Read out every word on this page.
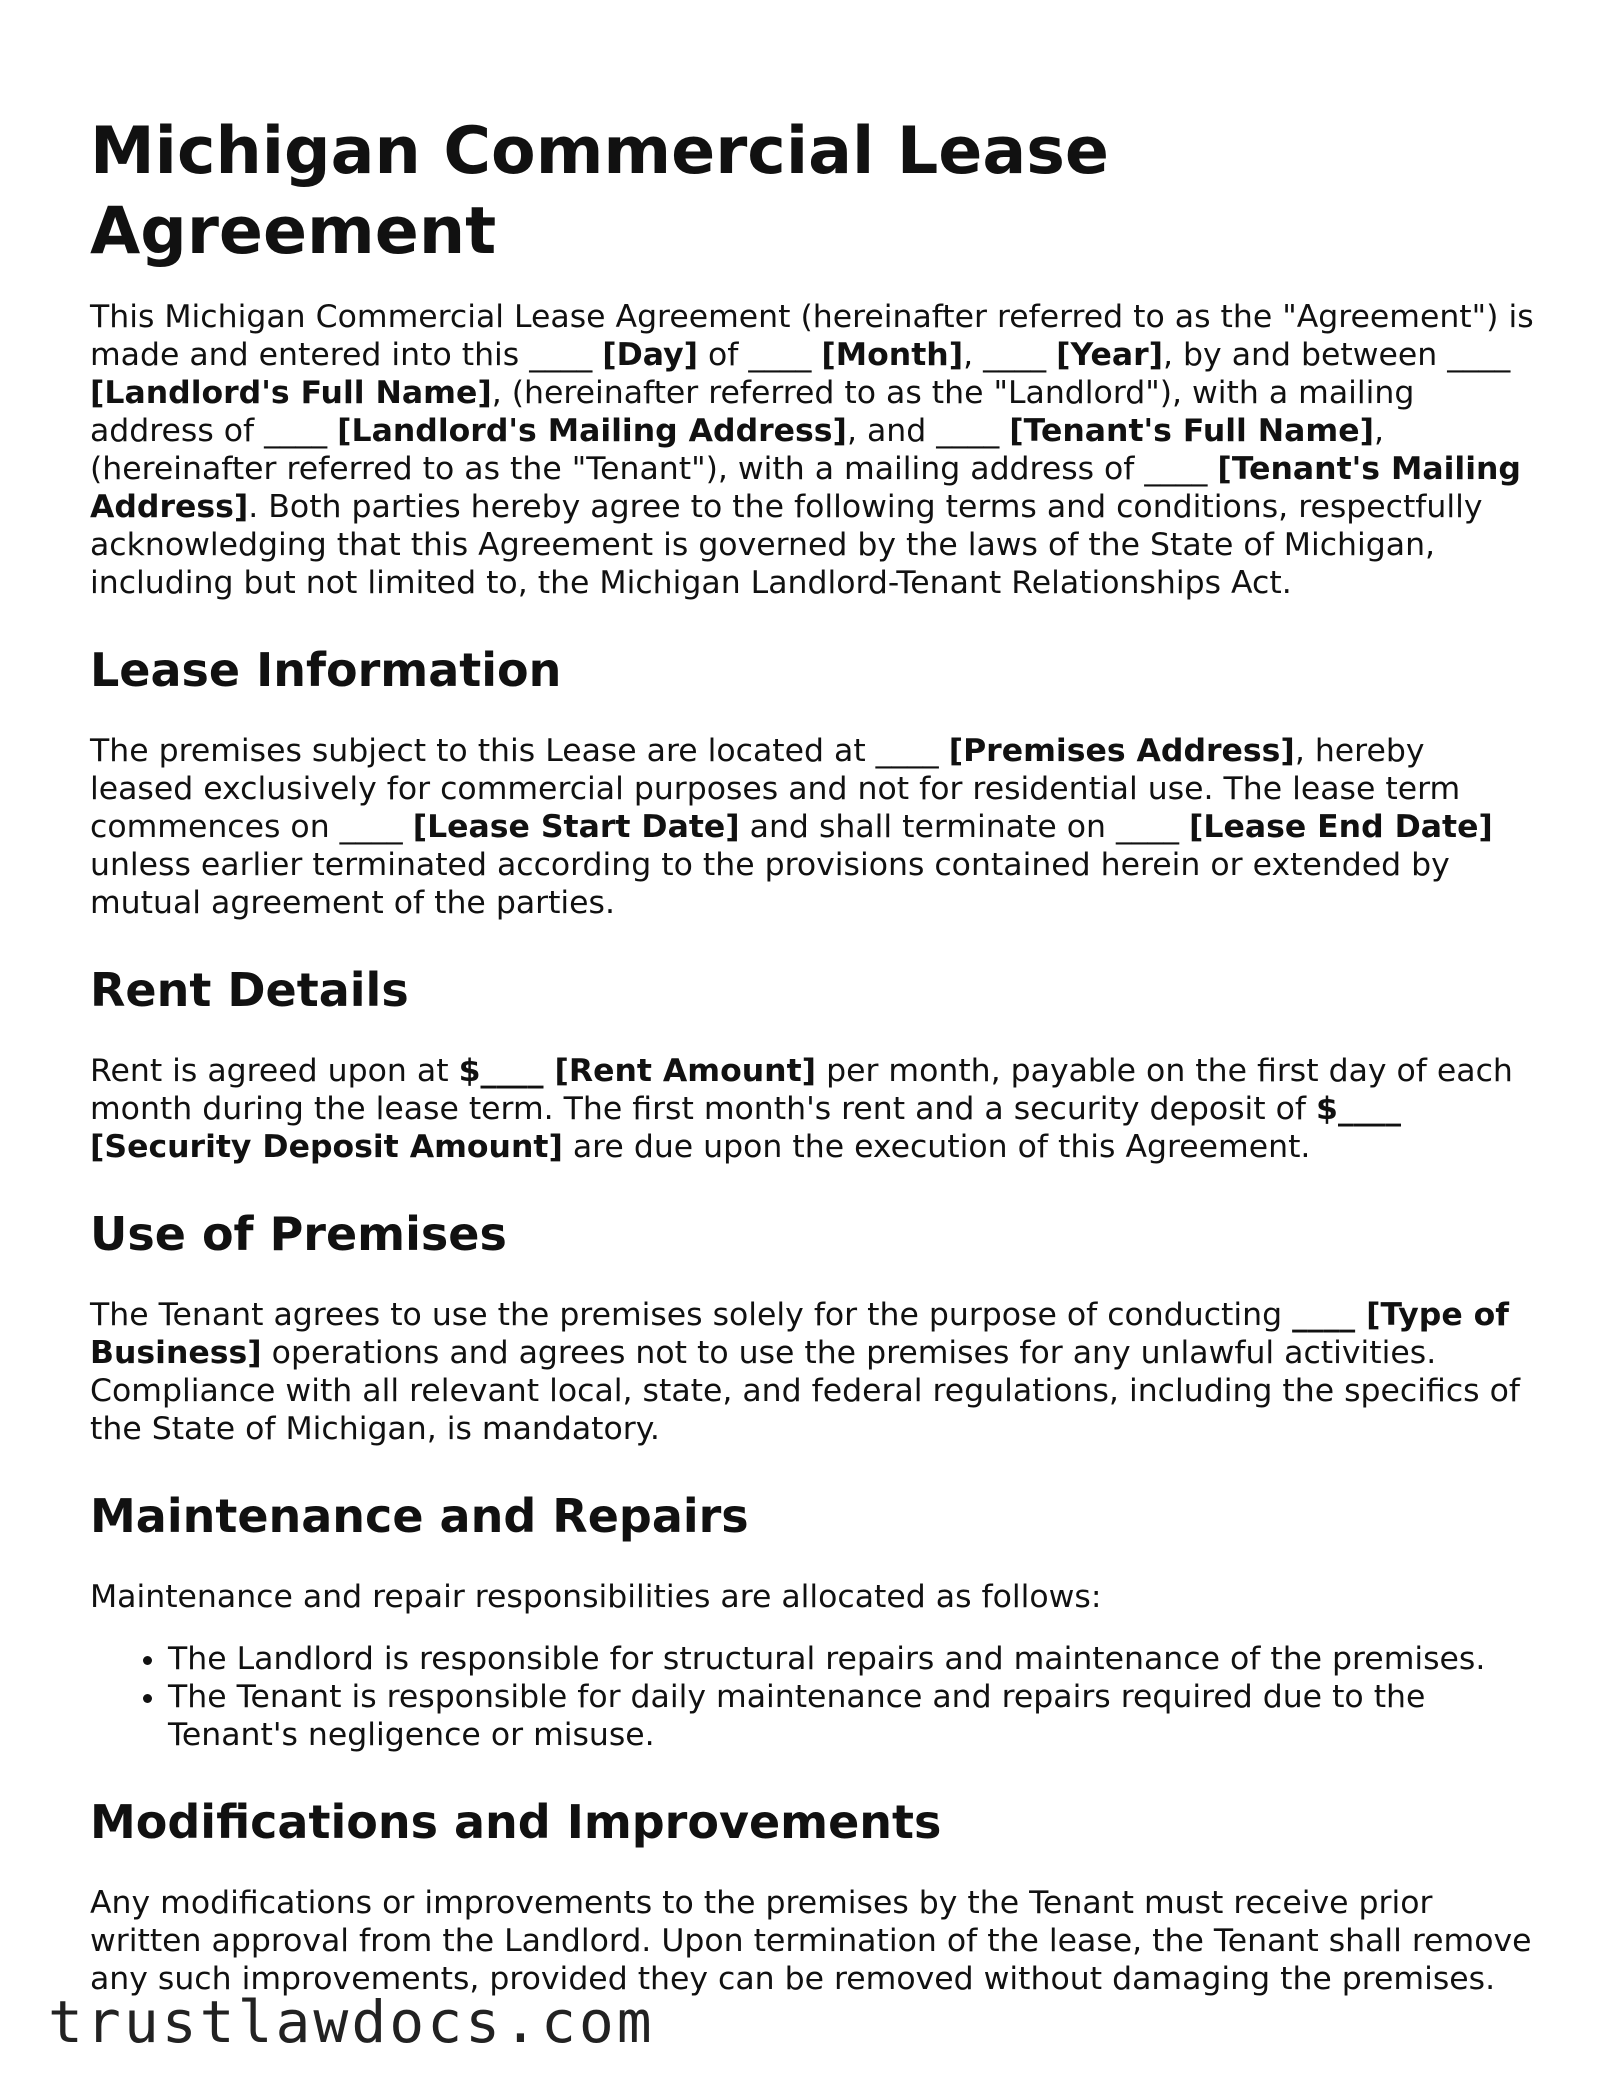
Michigan Commercial Lease Agreement

This Michigan Commercial Lease Agreement (hereinafter referred to as the "Agreement") is made and entered into this ____ [Day] of ____ [Month], ____ [Year], by and between ____ [Landlord's Full Name], (hereinafter referred to as the "Landlord"), with a mailing address of ____ [Landlord's Mailing Address], and ____ [Tenant's Full Name], (hereinafter referred to as the "Tenant"), with a mailing address of ____ [Tenant's Mailing Address]. Both parties hereby agree to the following terms and conditions, respectfully acknowledging that this Agreement is governed by the laws of the State of Michigan, including but not limited to, the Michigan Landlord-Tenant Relationships Act.

Lease Information

The premises subject to this Lease are located at ____ [Premises Address], hereby leased exclusively for commercial purposes and not for residential use. The lease term commences on ____ [Lease Start Date] and shall terminate on ____ [Lease End Date] unless earlier terminated according to the provisions contained herein or extended by mutual agreement of the parties.

Rent Details

Rent is agreed upon at $____ [Rent Amount] per month, payable on the first day of each month during the lease term. The first month's rent and a security deposit of $____ [Security Deposit Amount] are due upon the execution of this Agreement.

Use of Premises

The Tenant agrees to use the premises solely for the purpose of conducting ____ [Type of Business] operations and agrees not to use the premises for any unlawful activities. Compliance with all relevant local, state, and federal regulations, including the specifics of the State of Michigan, is mandatory.

Maintenance and Repairs

Maintenance and repair responsibilities are allocated as follows:

• The Landlord is responsible for structural repairs and maintenance of the premises.
• The Tenant is responsible for daily maintenance and repairs required due to the Tenant's negligence or misuse.
Modifications and Improvements

Any modifications or improvements to the premises by the Tenant must receive prior written approval from the Landlord. Upon termination of the lease, the Tenant shall remove any such improvements, provided they can be removed without damaging the premises.

trustlawdocs.com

◇ ◇ ◇ ◇ ◇

Pictures in the records above are not copied; print everything else exactly.

### Right answer
Read out every word on this page.
Michigan Commercial Lease Agreement

This Michigan Commercial Lease Agreement (hereinafter referred to as the "Agreement") is made and entered into this ____ [Day] of ____ [Month], ____ [Year], by and between ____ [Landlord's Full Name], (hereinafter referred to as the "Landlord"), with a mailing address of ____ [Landlord's Mailing Address], and ____ [Tenant's Full Name], (hereinafter referred to as the "Tenant"), with a mailing address of ____ [Tenant's Mailing Address]. Both parties hereby agree to the following terms and conditions, respectfully acknowledging that this Agreement is governed by the laws of the State of Michigan, including but not limited to, the Michigan Landlord-Tenant Relationships Act.

Lease Information

The premises subject to this Lease are located at ____ [Premises Address], hereby leased exclusively for commercial purposes and not for residential use. The lease term commences on ____ [Lease Start Date] and shall terminate on ____ [Lease End Date] unless earlier terminated according to the provisions contained herein or extended by mutual agreement of the parties.

Rent Details

Rent is agreed upon at $____ [Rent Amount] per month, payable on the first day of each month during the lease term. The first month's rent and a security deposit of $____ [Security Deposit Amount] are due upon the execution of this Agreement.

Use of Premises

The Tenant agrees to use the premises solely for the purpose of conducting ____ [Type of Business] operations and agrees not to use the premises for any unlawful activities. Compliance with all relevant local, state, and federal regulations, including the specifics of the State of Michigan, is mandatory.

Maintenance and Repairs

Maintenance and repair responsibilities are allocated as follows:

• The Landlord is responsible for structural repairs and maintenance of the premises.
• The Tenant is responsible for daily maintenance and repairs required due to the Tenant's negligence or misuse.
Modifications and Improvements

Any modifications or improvements to the premises by the Tenant must receive prior written approval from the Landlord. Upon termination of the lease, the Tenant shall remove any such improvements, provided they can be removed without damaging the premises.

trustlawdocs.com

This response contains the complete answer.